Do this:
Return all lines below containing the word "months".

Dataset:
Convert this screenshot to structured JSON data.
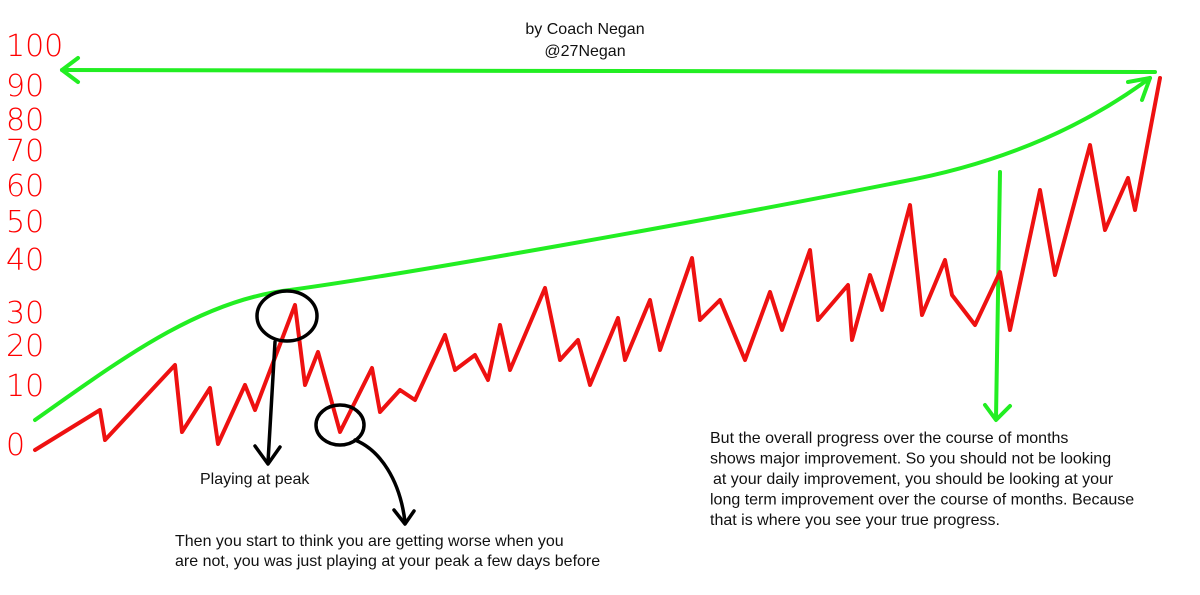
{
  "header": {
    "author": "by Coach Negan",
    "handle": "@27Negan"
  },
  "scale_labels": [
    "100",
    "90",
    "80",
    "70",
    "60",
    "50",
    "40",
    "30",
    "20",
    "10",
    "0"
  ],
  "annotations": {
    "peak": "Playing at peak",
    "worse": [
      "Then you start to think you are getting worse when you",
      "are not, you was just playing at your peak a few days before"
    ],
    "overall": [
      "But the overall progress over the course of months",
      "shows major improvement. So you should not be looking",
      "at your daily improvement, you should be looking at your",
      "long term improvement over the course of months. Because",
      "that is where you see your true progress."
    ]
  }
}
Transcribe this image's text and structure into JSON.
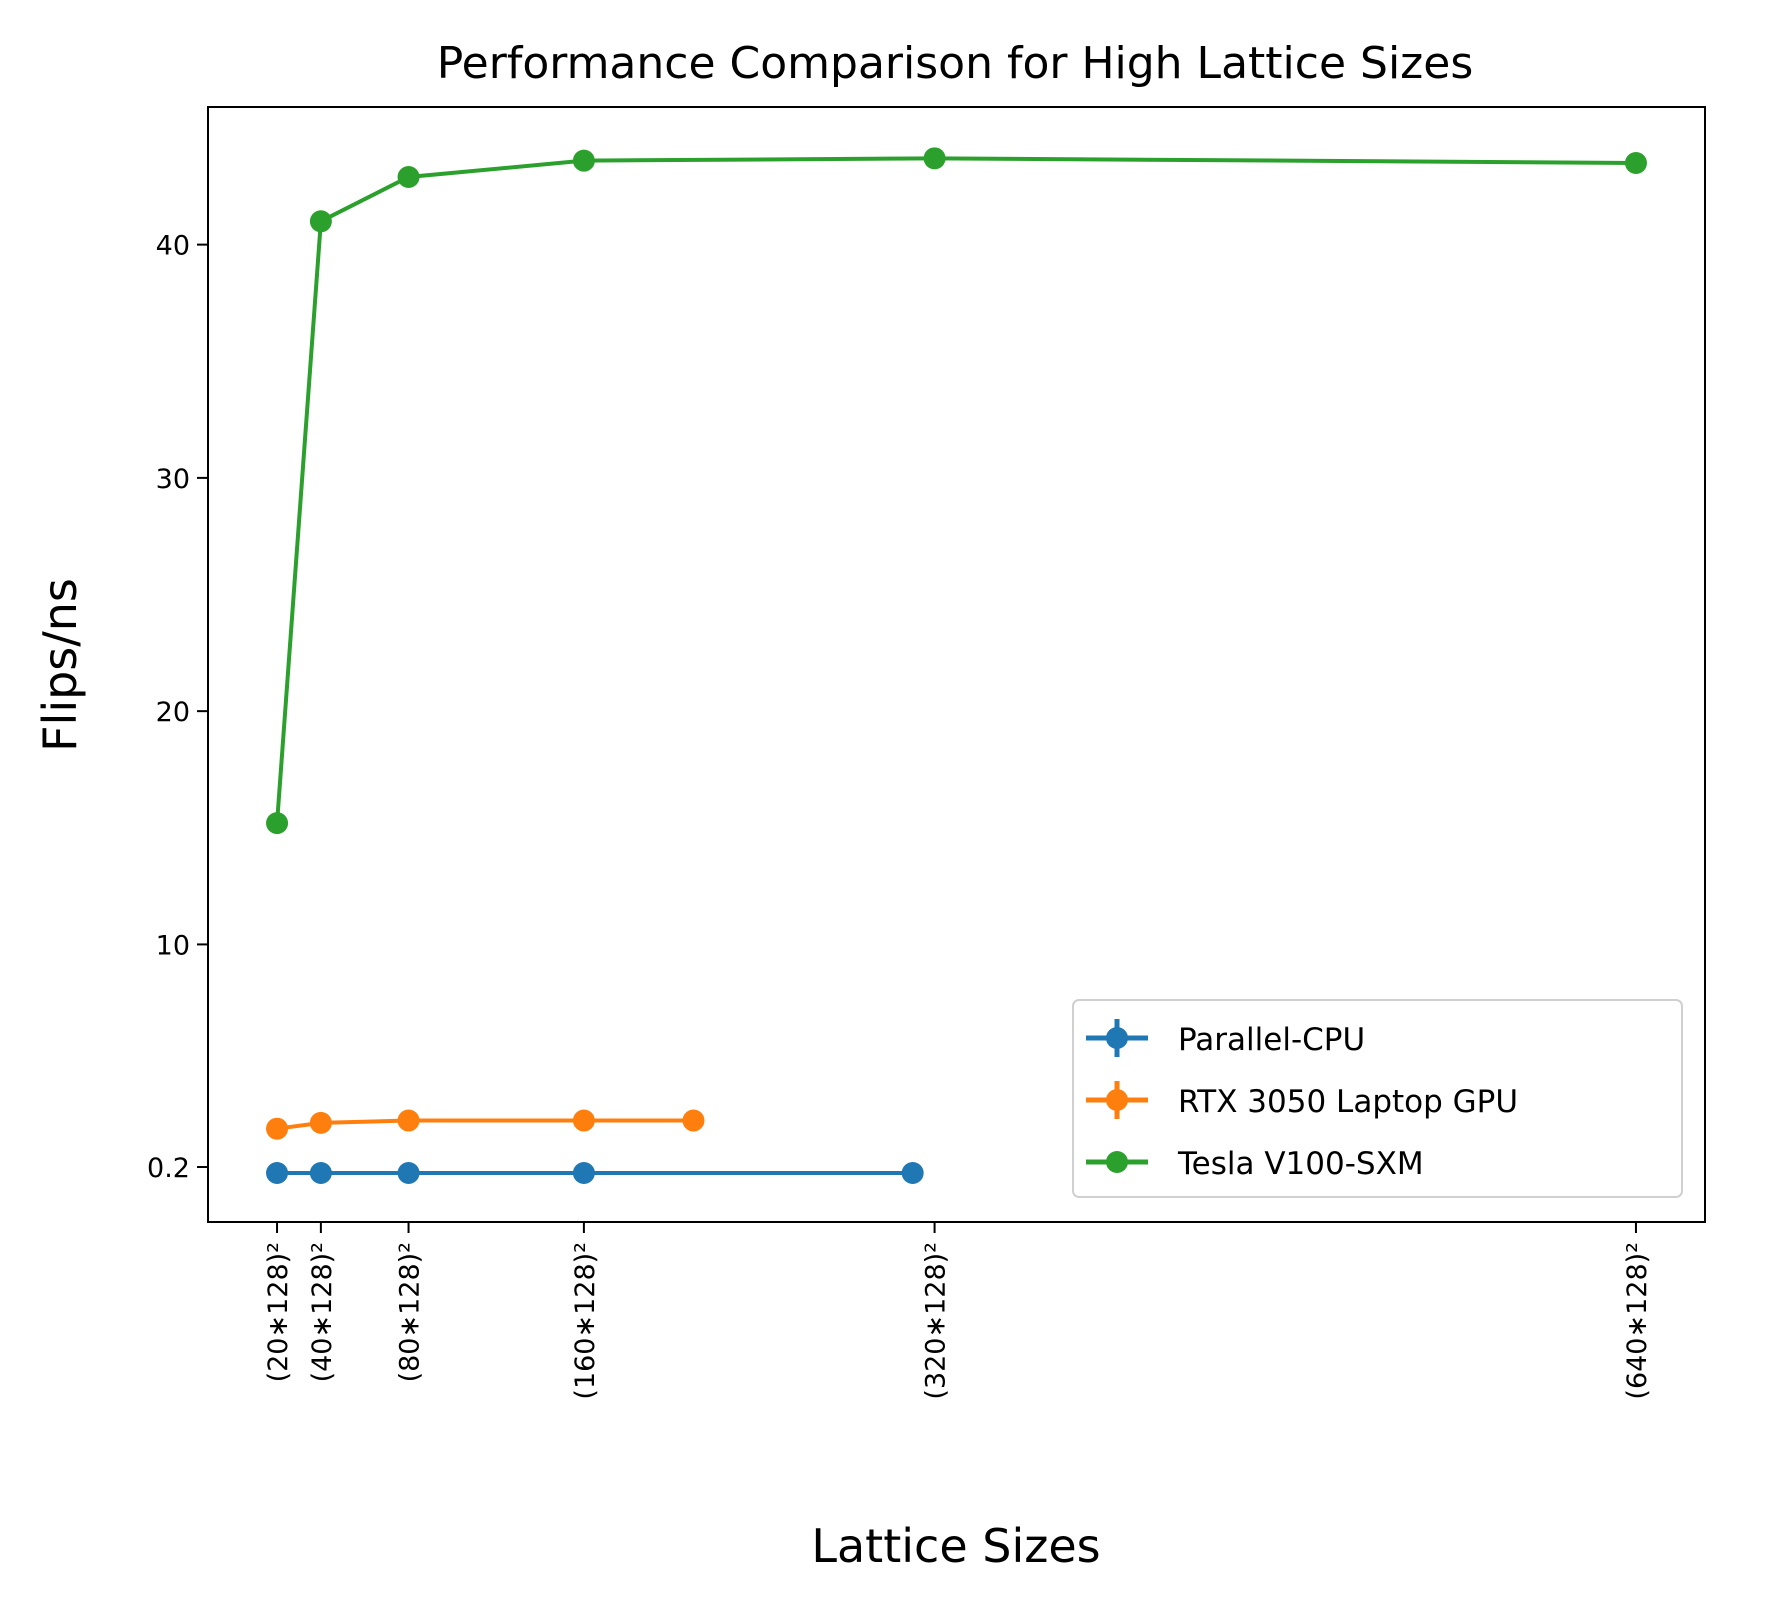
{
  "chart_data": {
    "type": "line",
    "title": "Performance Comparison for High Lattice Sizes",
    "xlabel": "Lattice Sizes",
    "ylabel": "Flips/ns",
    "xlim": [
      -11.5,
      671.5
    ],
    "ylim": [
      -1.9,
      45.9
    ],
    "xticks": [
      {
        "value": 20,
        "label": "(20∗128)²"
      },
      {
        "value": 40,
        "label": "(40∗128)²"
      },
      {
        "value": 80,
        "label": "(80∗128)²"
      },
      {
        "value": 160,
        "label": "(160∗128)²"
      },
      {
        "value": 320,
        "label": "(320∗128)²"
      },
      {
        "value": 640,
        "label": "(640∗128)²"
      }
    ],
    "yticks": [
      {
        "value": 0.2,
        "label": "0.2"
      },
      {
        "value": 10,
        "label": "10"
      },
      {
        "value": 20,
        "label": "20"
      },
      {
        "value": 30,
        "label": "30"
      },
      {
        "value": 40,
        "label": "40"
      }
    ],
    "grid": false,
    "legend_position": "bottom-right",
    "series": [
      {
        "name": "Parallel-CPU",
        "color": "#1f77b4",
        "errorbar": true,
        "x": [
          20,
          40,
          80,
          160,
          310
        ],
        "y": [
          0.2,
          0.2,
          0.2,
          0.2,
          0.2
        ]
      },
      {
        "name": "RTX 3050 Laptop GPU",
        "color": "#ff7f0e",
        "errorbar": true,
        "x": [
          20,
          40,
          80,
          160,
          210
        ],
        "y": [
          2.1,
          2.35,
          2.45,
          2.45,
          2.45
        ]
      },
      {
        "name": "Tesla V100-SXM",
        "color": "#2ca02c",
        "errorbar": false,
        "x": [
          20,
          40,
          80,
          160,
          320,
          640
        ],
        "y": [
          15.2,
          41.0,
          42.9,
          43.6,
          43.7,
          43.5
        ]
      }
    ]
  }
}
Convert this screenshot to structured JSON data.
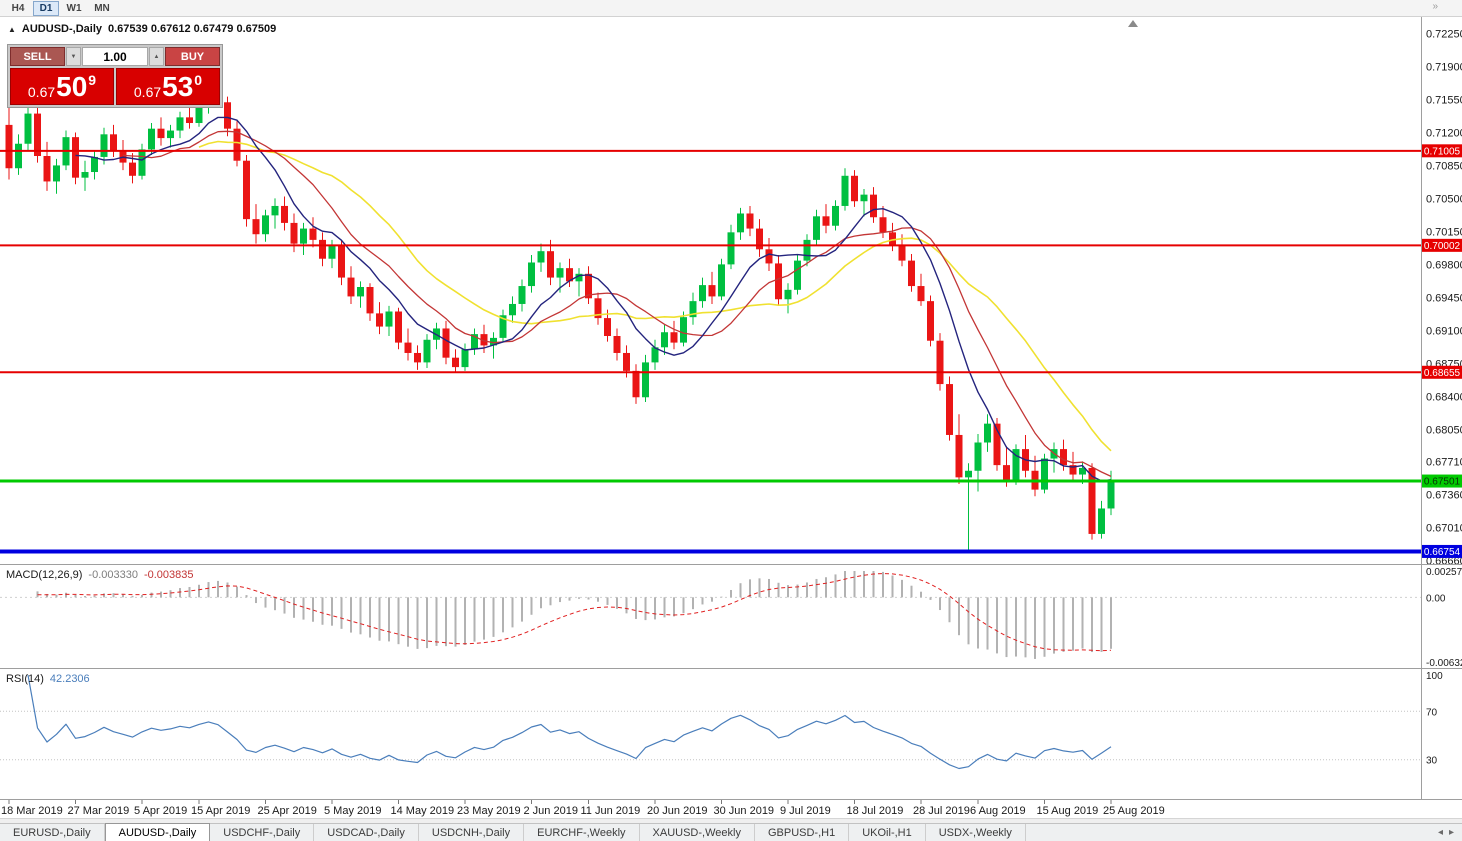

Completed exercise:
      "But the overall progress over the course of months",
      "long term improvement over the course of months. Because",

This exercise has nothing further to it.